(Stored records)

• • • •

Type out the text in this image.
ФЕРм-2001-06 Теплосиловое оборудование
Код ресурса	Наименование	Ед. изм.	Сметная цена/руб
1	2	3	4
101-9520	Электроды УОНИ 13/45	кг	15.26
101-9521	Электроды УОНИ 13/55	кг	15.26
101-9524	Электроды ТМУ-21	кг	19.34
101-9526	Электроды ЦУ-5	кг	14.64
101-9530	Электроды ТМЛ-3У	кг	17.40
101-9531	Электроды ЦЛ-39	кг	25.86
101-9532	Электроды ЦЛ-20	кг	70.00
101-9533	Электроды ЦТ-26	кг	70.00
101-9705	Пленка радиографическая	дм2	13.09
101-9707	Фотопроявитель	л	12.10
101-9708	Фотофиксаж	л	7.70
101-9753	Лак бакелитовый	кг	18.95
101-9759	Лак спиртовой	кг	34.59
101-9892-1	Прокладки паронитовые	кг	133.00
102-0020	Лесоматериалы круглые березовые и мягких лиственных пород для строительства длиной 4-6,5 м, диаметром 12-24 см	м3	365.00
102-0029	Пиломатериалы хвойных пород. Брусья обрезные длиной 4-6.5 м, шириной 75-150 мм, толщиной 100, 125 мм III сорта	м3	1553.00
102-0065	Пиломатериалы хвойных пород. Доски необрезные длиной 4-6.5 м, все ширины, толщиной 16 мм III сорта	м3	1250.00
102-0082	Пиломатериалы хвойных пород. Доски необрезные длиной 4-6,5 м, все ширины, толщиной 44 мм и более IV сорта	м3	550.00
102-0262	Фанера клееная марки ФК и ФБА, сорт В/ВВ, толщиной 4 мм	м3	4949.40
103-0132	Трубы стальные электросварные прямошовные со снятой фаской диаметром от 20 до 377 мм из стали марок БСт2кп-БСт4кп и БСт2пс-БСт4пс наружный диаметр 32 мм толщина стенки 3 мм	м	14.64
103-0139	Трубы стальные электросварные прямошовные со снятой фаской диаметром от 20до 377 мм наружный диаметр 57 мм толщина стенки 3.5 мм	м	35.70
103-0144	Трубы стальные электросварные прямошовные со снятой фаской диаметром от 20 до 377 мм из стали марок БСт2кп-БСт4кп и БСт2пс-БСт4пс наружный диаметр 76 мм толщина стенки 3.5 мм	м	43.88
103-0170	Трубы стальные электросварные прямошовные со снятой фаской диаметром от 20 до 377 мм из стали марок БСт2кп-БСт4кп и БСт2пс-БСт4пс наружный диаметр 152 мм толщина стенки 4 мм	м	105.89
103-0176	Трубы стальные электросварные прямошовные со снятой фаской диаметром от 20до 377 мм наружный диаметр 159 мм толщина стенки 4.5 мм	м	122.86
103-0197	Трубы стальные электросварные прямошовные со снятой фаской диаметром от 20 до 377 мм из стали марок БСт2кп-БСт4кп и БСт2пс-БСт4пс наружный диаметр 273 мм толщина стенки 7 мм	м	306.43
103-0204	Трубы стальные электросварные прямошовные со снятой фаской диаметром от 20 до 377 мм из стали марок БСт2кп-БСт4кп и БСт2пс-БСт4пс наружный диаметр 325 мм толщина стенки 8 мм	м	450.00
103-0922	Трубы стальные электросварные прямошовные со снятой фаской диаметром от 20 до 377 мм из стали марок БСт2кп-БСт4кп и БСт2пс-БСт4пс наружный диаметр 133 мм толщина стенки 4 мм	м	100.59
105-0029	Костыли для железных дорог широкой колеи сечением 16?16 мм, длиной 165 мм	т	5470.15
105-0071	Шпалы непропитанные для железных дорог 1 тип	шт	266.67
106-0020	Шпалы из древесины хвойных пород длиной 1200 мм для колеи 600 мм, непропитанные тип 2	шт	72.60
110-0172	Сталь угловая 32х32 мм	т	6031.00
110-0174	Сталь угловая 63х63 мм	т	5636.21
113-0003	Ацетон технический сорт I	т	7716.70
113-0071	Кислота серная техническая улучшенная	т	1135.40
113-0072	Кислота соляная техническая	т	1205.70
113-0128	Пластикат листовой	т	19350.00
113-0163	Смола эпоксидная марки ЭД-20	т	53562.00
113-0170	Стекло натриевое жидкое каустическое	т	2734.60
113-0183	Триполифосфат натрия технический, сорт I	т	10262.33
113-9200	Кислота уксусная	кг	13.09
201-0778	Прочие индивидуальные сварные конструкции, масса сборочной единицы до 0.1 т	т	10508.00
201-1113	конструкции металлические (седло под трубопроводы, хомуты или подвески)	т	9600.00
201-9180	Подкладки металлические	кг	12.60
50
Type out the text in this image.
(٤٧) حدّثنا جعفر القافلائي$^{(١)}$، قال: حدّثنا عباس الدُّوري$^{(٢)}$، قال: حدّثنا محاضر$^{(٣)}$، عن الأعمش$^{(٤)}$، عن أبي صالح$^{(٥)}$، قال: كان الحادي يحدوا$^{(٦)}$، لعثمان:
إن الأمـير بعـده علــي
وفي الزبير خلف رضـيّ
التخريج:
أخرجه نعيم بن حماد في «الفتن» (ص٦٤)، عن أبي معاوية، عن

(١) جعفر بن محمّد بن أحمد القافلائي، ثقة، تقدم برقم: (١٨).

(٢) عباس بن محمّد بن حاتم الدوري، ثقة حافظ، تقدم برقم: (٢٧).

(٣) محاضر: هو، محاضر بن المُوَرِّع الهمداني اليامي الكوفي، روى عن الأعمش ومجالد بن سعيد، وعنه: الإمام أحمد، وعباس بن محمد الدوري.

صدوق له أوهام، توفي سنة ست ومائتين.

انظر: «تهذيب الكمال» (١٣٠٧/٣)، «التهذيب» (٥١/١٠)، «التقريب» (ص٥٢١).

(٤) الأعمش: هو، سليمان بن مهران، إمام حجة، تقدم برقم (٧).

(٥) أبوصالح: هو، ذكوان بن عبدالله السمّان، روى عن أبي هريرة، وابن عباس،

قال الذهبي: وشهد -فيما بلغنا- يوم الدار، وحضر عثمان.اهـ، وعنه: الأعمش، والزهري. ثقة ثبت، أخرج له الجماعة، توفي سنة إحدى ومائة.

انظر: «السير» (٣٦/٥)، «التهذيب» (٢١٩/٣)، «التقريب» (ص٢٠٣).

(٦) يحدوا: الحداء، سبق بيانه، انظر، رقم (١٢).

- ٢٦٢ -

• • • •

What you need to do:
From the records above, please extract every line and repeat it exactly.

Task response:
Type out the text in this image.
ФЕРм-2001-06 Теплосиловое оборудование
Код ресурса	Наименование	Ед. изм.	Сметная цена/руб
1	2	3	4
101-9520	Электроды УОНИ 13/45	кг	15.26
101-9521	Электроды УОНИ 13/55	кг	15.26
101-9524	Электроды ТМУ-21	кг	19.34
101-9526	Электроды ЦУ-5	кг	14.64
101-9530	Электроды ТМЛ-3У	кг	17.40
101-9531	Электроды ЦЛ-39	кг	25.86
101-9532	Электроды ЦЛ-20	кг	70.00
101-9533	Электроды ЦТ-26	кг	70.00
101-9705	Пленка радиографическая	дм2	13.09
101-9707	Фотопроявитель	л	12.10
101-9708	Фотофиксаж	л	7.70
101-9753	Лак бакелитовый	кг	18.95
101-9759	Лак спиртовой	кг	34.59
101-9892-1	Прокладки паронитовые	кг	133.00
102-0020	Лесоматериалы круглые березовые и мягких лиственных пород для строительства длиной 4-6,5 м, диаметром 12-24 см	м3	365.00
102-0029	Пиломатериалы хвойных пород. Брусья обрезные длиной 4-6.5 м, шириной 75-150 мм, толщиной 100, 125 мм III сорта	м3	1553.00
102-0065	Пиломатериалы хвойных пород. Доски необрезные длиной 4-6.5 м, все ширины, толщиной 16 мм III сорта	м3	1250.00
102-0082	Пиломатериалы хвойных пород. Доски необрезные длиной 4-6,5 м, все ширины, толщиной 44 мм и более IV сорта	м3	550.00
102-0262	Фанера клееная марки ФК и ФБА, сорт В/ВВ, толщиной 4 мм	м3	4949.40
103-0132	Трубы стальные электросварные прямошовные со снятой фаской диаметром от 20 до 377 мм из стали марок БСт2кп-БСт4кп и БСт2пс-БСт4пс наружный диаметр 32 мм толщина стенки 3 мм	м	14.64
103-0139	Трубы стальные электросварные прямошовные со снятой фаской диаметром от 20до 377 мм наружный диаметр 57 мм толщина стенки 3.5 мм	м	35.70
103-0144	Трубы стальные электросварные прямошовные со снятой фаской диаметром от 20 до 377 мм из стали марок БСт2кп-БСт4кп и БСт2пс-БСт4пс наружный диаметр 76 мм толщина стенки 3.5 мм	м	43.88
103-0170	Трубы стальные электросварные прямошовные со снятой фаской диаметром от 20 до 377 мм из стали марок БСт2кп-БСт4кп и БСт2пс-БСт4пс наружный диаметр 152 мм толщина стенки 4 мм	м	105.89
103-0176	Трубы стальные электросварные прямошовные со снятой фаской диаметром от 20до 377 мм наружный диаметр 159 мм толщина стенки 4.5 мм	м	122.86
103-0197	Трубы стальные электросварные прямошовные со снятой фаской диаметром от 20 до 377 мм из стали марок БСт2кп-БСт4кп и БСт2пс-БСт4пс наружный диаметр 273 мм толщина стенки 7 мм	м	306.43
103-0204	Трубы стальные электросварные прямошовные со снятой фаской диаметром от 20 до 377 мм из стали марок БСт2кп-БСт4кп и БСт2пс-БСт4пс наружный диаметр 325 мм толщина стенки 8 мм	м	450.00
103-0922	Трубы стальные электросварные прямошовные со снятой фаской диаметром от 20 до 377 мм из стали марок БСт2кп-БСт4кп и БСт2пс-БСт4пс наружный диаметр 133 мм толщина стенки 4 мм	м	100.59
105-0029	Костыли для железных дорог широкой колеи сечением 16?16 мм, длиной 165 мм	т	5470.15
105-0071	Шпалы непропитанные для железных дорог 1 тип	шт	266.67
106-0020	Шпалы из древесины хвойных пород длиной 1200 мм для колеи 600 мм, непропитанные тип 2	шт	72.60
110-0172	Сталь угловая 32х32 мм	т	6031.00
110-0174	Сталь угловая 63х63 мм	т	5636.21
113-0003	Ацетон технический сорт I	т	7716.70
113-0071	Кислота серная техническая улучшенная	т	1135.40
113-0072	Кислота соляная техническая	т	1205.70
113-0128	Пластикат листовой	т	19350.00
113-0163	Смола эпоксидная марки ЭД-20	т	53562.00
113-0170	Стекло натриевое жидкое каустическое	т	2734.60
113-0183	Триполифосфат натрия технический, сорт I	т	10262.33
113-9200	Кислота уксусная	кг	13.09
201-0778	Прочие индивидуальные сварные конструкции, масса сборочной единицы до 0.1 т	т	10508.00
201-1113	конструкции металлические (седло под трубопроводы, хомуты или подвески)	т	9600.00
201-9180	Подкладки металлические	кг	12.60
50
Type out the text in this image.
(٤٧) حدّثنا جعفر القافلائي$^{(١)}$، قال: حدّثنا عباس الدُّوري$^{(٢)}$، قال: حدّثنا محاضر$^{(٣)}$، عن الأعمش$^{(٤)}$، عن أبي صالح$^{(٥)}$، قال: كان الحادي يحدوا$^{(٦)}$، لعثمان:
إن الأمـير بعـده علــي
وفي الزبير خلف رضـيّ
التخريج:
أخرجه نعيم بن حماد في «الفتن» (ص٦٤)، عن أبي معاوية، عن

(١) جعفر بن محمّد بن أحمد القافلائي، ثقة، تقدم برقم: (١٨).

(٢) عباس بن محمّد بن حاتم الدوري، ثقة حافظ، تقدم برقم: (٢٧).

(٣) محاضر: هو، محاضر بن المُوَرِّع الهمداني اليامي الكوفي، روى عن الأعمش ومجالد بن سعيد، وعنه: الإمام أحمد، وعباس بن محمد الدوري.

صدوق له أوهام، توفي سنة ست ومائتين.

انظر: «تهذيب الكمال» (١٣٠٧/٣)، «التهذيب» (٥١/١٠)، «التقريب» (ص٥٢١).

(٤) الأعمش: هو، سليمان بن مهران، إمام حجة، تقدم برقم (٧).

(٥) أبوصالح: هو، ذكوان بن عبدالله السمّان، روى عن أبي هريرة، وابن عباس،

قال الذهبي: وشهد -فيما بلغنا- يوم الدار، وحضر عثمان.اهـ، وعنه: الأعمش، والزهري. ثقة ثبت، أخرج له الجماعة، توفي سنة إحدى ومائة.

انظر: «السير» (٣٦/٥)، «التهذيب» (٢١٩/٣)، «التقريب» (ص٢٠٣).

(٦) يحدوا: الحداء، سبق بيانه، انظر، رقم (١٢).

- ٢٦٢ -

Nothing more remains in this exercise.